__TEXT UNDER STUDY__:
------------------------------------------------------------

PLSR Analysis Further Identifies Altered Prefrontal–Thalamic–Hippocampal, Septum/DB-Hippocampal and Mesolimbic System Connectivity in Map2K7^+/− Mice

PLSR analysis revealed prefrontal–thalamic–hippocampal and septum/DB–hippocampal hyperconnectivity, along with mesolimbic system hypoconnectivity, in Map2k7^+/− mice (figure 2) mirroring the alterations found by centrality analysis (table 1).

When the ventral hippocampus DS and ML were considered as seed regions there was evidence that the connectivity of the septum/DB, which provides direct innervation to the hippocampus,⁵⁶ was abnormally increased in Map2k7^+/− mice (figure 2), consistent with the increased centrality of these regions in these animals. The connectivity of DS and ML to the medial PFC (infralimbic cortex, IL) was also significantly increased in Map2k7^+/− mice. There was also evidence for enhanced connectivity between hippocampal subfields in Map2k7^+/− mice, specifically for the DS, a primary output of the hippocampus.⁵⁷ Other abnormal DS and ML connectivity in Map2k7^+/−mice included increased connectivity to the thalamus (anteromedial nucleus [AM], centomedial nucleus [CM], ventromedial nucleus [VM], nucleus reuniens [Re]), auditory system (auditory cortex [AudC], medial geniculate [MG], inferior colliculus [IC]) and the serotonergic dorsal raphé (DR). In contrast to these broad increases in connectivity, selective losses in DS and ML connectivity were also found, including lost connectivity to the mesolimbic system (nucleus accumbens core [NaC], nucleus accumbens shell [NaS]) and RSC, mirroring the decreased centrality of these regions (table 1).

------------------------------------------------------------

Dataset entries:

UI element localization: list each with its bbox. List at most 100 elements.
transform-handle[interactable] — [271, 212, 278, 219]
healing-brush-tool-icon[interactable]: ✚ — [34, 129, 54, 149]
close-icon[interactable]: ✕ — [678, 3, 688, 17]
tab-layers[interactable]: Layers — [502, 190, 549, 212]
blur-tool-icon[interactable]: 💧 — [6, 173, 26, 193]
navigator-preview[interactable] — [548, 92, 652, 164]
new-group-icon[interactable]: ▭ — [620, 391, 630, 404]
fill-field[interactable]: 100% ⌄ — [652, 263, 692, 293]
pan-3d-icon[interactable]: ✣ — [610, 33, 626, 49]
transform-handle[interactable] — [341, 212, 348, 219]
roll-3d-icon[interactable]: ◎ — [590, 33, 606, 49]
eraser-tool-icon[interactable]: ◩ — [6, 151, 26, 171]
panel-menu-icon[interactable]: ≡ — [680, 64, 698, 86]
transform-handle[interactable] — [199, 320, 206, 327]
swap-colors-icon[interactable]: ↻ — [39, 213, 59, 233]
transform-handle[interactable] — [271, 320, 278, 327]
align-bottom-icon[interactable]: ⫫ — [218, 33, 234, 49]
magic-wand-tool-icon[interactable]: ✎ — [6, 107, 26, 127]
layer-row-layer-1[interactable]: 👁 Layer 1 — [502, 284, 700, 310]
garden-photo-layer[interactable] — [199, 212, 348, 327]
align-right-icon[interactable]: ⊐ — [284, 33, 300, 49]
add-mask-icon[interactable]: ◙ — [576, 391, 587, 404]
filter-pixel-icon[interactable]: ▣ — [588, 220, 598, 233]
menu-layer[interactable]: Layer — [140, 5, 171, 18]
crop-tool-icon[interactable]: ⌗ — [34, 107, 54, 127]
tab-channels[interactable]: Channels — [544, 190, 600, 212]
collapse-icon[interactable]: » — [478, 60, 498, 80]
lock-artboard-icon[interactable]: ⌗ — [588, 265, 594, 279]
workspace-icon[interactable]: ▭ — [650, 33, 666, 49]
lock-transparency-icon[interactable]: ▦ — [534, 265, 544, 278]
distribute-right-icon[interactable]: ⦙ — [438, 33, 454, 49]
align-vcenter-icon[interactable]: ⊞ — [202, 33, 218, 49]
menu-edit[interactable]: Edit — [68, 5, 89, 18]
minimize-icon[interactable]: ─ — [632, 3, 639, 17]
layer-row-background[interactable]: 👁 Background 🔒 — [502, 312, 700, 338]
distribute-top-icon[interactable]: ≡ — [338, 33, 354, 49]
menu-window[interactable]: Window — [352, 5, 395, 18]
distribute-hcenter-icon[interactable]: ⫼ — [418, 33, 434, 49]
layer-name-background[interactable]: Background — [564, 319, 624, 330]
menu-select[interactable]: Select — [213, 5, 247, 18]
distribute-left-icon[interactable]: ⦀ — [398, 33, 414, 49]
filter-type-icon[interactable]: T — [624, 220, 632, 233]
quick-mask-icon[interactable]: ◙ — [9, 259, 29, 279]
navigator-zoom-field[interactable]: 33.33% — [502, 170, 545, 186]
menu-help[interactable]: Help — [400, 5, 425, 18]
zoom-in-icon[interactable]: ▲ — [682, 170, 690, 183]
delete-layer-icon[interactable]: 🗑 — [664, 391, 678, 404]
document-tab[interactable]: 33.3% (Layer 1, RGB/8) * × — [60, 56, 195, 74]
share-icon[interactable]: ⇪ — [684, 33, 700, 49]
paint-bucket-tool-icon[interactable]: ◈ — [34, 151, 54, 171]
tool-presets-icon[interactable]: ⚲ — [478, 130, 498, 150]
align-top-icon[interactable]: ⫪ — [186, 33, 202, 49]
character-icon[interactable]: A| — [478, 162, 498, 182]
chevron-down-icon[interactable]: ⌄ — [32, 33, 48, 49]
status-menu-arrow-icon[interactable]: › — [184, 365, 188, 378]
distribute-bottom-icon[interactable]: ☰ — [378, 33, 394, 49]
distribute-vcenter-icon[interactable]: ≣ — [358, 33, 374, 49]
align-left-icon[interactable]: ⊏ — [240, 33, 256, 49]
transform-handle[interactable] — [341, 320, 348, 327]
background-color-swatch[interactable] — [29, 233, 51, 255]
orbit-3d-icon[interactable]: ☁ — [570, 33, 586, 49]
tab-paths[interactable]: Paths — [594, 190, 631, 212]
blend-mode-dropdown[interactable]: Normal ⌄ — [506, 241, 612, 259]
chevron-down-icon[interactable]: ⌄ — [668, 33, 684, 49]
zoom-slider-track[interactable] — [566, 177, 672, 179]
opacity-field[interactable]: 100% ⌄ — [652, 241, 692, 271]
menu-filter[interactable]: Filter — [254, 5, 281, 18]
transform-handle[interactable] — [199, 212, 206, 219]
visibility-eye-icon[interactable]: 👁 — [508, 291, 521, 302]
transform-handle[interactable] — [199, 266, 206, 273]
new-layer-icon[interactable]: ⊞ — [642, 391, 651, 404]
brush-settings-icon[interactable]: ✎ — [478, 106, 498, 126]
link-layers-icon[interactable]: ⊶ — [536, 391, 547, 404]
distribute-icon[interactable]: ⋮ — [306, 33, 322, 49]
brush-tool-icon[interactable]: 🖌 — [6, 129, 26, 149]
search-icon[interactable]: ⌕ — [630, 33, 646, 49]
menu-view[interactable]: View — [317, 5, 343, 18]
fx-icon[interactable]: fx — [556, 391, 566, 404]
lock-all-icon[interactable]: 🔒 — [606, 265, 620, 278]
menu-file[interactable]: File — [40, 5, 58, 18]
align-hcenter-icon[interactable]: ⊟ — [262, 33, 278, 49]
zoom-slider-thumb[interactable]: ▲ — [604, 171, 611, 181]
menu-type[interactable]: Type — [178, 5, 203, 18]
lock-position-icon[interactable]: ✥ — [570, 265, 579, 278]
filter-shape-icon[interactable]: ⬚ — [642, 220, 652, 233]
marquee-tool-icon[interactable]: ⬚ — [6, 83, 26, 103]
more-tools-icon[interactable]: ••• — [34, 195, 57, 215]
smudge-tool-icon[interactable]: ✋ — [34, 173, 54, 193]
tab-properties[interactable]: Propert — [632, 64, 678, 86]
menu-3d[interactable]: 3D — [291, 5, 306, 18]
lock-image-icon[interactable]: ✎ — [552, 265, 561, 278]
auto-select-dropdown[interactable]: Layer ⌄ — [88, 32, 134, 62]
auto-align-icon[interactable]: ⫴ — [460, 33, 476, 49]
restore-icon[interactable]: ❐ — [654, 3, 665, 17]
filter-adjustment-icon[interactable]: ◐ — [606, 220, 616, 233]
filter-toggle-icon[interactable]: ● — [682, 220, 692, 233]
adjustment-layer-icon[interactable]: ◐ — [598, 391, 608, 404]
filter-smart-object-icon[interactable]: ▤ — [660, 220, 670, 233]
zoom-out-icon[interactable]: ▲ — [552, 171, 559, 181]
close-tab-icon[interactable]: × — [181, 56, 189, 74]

------------------------------------------------------------

__WORK TO COMPLETE__: Rewrite the part of the passage on brain connectivity in Map2k7 mice starting at "PLSR Analysis Further" and ending at "analysis (table 1).", replacing "hyperconnectivity" with "increased connectivity". None of the data is needed here.

__ANSWER__:
PLSR Analysis Further Identifies Altered Prefrontal–Thalamic–Hippocampal, Septum/DB-Hippocampal and Mesolimbic System Connectivity in Map2K7^+/− Mice

PLSR analysis revealed prefrontal–thalamic–hippocampal and septum/DB–hippocampal increased connectivity, along with mesolimbic system hypoconnectivity, in Map2k7^+/− mice (figure 2) mirroring the alterations found by centrality analysis (table 1).